Exercise brief » Would you extract the whole listing below and retype it exactly?

Records »
------------------------------

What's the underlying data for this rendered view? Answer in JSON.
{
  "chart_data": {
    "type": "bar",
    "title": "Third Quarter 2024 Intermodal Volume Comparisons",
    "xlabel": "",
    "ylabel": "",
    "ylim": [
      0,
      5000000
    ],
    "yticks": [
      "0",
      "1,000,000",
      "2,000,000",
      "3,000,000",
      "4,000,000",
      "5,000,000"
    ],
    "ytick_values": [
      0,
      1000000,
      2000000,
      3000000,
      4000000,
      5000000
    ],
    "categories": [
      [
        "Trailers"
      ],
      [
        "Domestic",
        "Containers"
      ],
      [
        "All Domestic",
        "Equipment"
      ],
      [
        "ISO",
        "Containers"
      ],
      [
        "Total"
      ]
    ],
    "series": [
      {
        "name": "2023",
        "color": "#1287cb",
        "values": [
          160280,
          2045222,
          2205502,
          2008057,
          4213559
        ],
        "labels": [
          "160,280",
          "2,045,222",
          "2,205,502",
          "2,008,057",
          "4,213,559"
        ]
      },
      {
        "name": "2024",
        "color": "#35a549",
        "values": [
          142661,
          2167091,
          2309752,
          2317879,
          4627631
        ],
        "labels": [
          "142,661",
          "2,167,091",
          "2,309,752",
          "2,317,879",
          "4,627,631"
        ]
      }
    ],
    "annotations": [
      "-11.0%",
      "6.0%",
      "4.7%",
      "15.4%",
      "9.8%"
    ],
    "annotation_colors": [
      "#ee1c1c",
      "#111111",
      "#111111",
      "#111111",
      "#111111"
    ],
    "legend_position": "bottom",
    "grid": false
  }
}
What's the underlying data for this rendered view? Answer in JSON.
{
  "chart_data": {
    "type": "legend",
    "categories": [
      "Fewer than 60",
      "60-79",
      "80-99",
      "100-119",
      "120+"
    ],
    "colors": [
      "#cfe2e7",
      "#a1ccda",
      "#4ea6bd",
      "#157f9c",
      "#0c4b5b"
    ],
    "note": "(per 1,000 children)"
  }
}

------------------------------

Answer to the exercise »
What's the underlying data for this rendered view? Answer in JSON.
{
  "chart_data": {
    "type": "bar",
    "title": "Third Quarter 2024 Intermodal Volume Comparisons",
    "xlabel": "",
    "ylabel": "",
    "ylim": [
      0,
      5000000
    ],
    "yticks": [
      "0",
      "1,000,000",
      "2,000,000",
      "3,000,000",
      "4,000,000",
      "5,000,000"
    ],
    "ytick_values": [
      0,
      1000000,
      2000000,
      3000000,
      4000000,
      5000000
    ],
    "categories": [
      [
        "Trailers"
      ],
      [
        "Domestic",
        "Containers"
      ],
      [
        "All Domestic",
        "Equipment"
      ],
      [
        "ISO",
        "Containers"
      ],
      [
        "Total"
      ]
    ],
    "series": [
      {
        "name": "2023",
        "color": "#1287cb",
        "values": [
          160280,
          2045222,
          2205502,
          2008057,
          4213559
        ],
        "labels": [
          "160,280",
          "2,045,222",
          "2,205,502",
          "2,008,057",
          "4,213,559"
        ]
      },
      {
        "name": "2024",
        "color": "#35a549",
        "values": [
          142661,
          2167091,
          2309752,
          2317879,
          4627631
        ],
        "labels": [
          "142,661",
          "2,167,091",
          "2,309,752",
          "2,317,879",
          "4,627,631"
        ]
      }
    ],
    "annotations": [
      "-11.0%",
      "6.0%",
      "4.7%",
      "15.4%",
      "9.8%"
    ],
    "annotation_colors": [
      "#ee1c1c",
      "#111111",
      "#111111",
      "#111111",
      "#111111"
    ],
    "legend_position": "bottom",
    "grid": false
  }
}
What's the underlying data for this rendered view? Answer in JSON.
{
  "chart_data": {
    "type": "legend",
    "categories": [
      "Fewer than 60",
      "60-79",
      "80-99",
      "100-119",
      "120+"
    ],
    "colors": [
      "#cfe2e7",
      "#a1ccda",
      "#4ea6bd",
      "#157f9c",
      "#0c4b5b"
    ],
    "note": "(per 1,000 children)"
  }
}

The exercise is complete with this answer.